▶ Task objective: Output the data below exactly, images excluded.

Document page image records
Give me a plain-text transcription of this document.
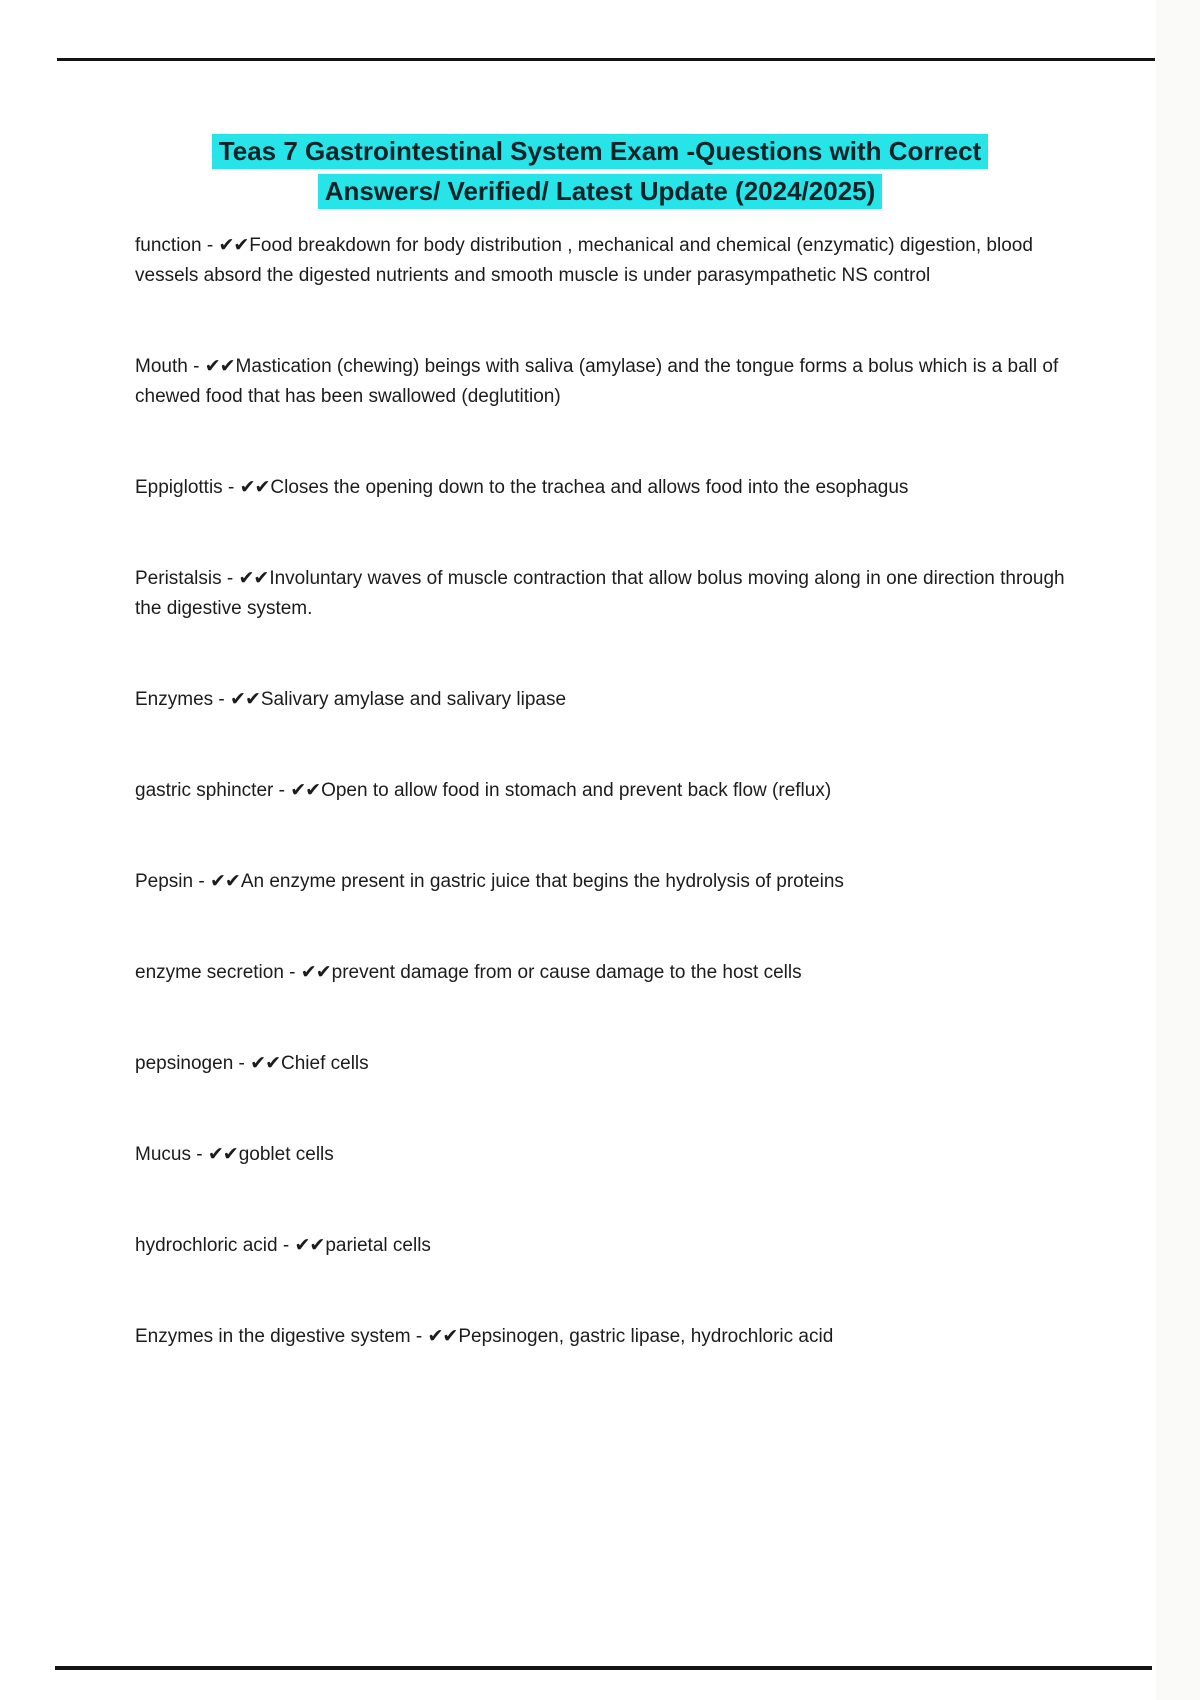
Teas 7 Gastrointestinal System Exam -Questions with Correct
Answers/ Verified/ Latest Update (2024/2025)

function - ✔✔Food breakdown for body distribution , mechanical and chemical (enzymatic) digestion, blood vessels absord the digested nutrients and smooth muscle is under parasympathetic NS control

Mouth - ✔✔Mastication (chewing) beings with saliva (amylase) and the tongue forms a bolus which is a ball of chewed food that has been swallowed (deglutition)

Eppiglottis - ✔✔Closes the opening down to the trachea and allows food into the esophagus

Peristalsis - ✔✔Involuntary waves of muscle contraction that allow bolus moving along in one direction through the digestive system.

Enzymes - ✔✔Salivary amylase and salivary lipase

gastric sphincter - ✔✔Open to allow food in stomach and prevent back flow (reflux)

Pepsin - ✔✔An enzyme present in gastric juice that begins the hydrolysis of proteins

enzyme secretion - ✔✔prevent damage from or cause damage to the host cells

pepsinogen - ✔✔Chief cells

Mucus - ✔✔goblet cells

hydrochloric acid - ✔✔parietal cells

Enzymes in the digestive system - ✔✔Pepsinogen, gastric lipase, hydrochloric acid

▶ Response to the task:
Give me a plain-text transcription of this document.
Teas 7 Gastrointestinal System Exam -Questions with Correct
Answers/ Verified/ Latest Update (2024/2025)

function - ✔✔Food breakdown for body distribution , mechanical and chemical (enzymatic) digestion, blood vessels absord the digested nutrients and smooth muscle is under parasympathetic NS control

Mouth - ✔✔Mastication (chewing) beings with saliva (amylase) and the tongue forms a bolus which is a ball of chewed food that has been swallowed (deglutition)

Eppiglottis - ✔✔Closes the opening down to the trachea and allows food into the esophagus

Peristalsis - ✔✔Involuntary waves of muscle contraction that allow bolus moving along in one direction through the digestive system.

Enzymes - ✔✔Salivary amylase and salivary lipase

gastric sphincter - ✔✔Open to allow food in stomach and prevent back flow (reflux)

Pepsin - ✔✔An enzyme present in gastric juice that begins the hydrolysis of proteins

enzyme secretion - ✔✔prevent damage from or cause damage to the host cells

pepsinogen - ✔✔Chief cells

Mucus - ✔✔goblet cells

hydrochloric acid - ✔✔parietal cells

Enzymes in the digestive system - ✔✔Pepsinogen, gastric lipase, hydrochloric acid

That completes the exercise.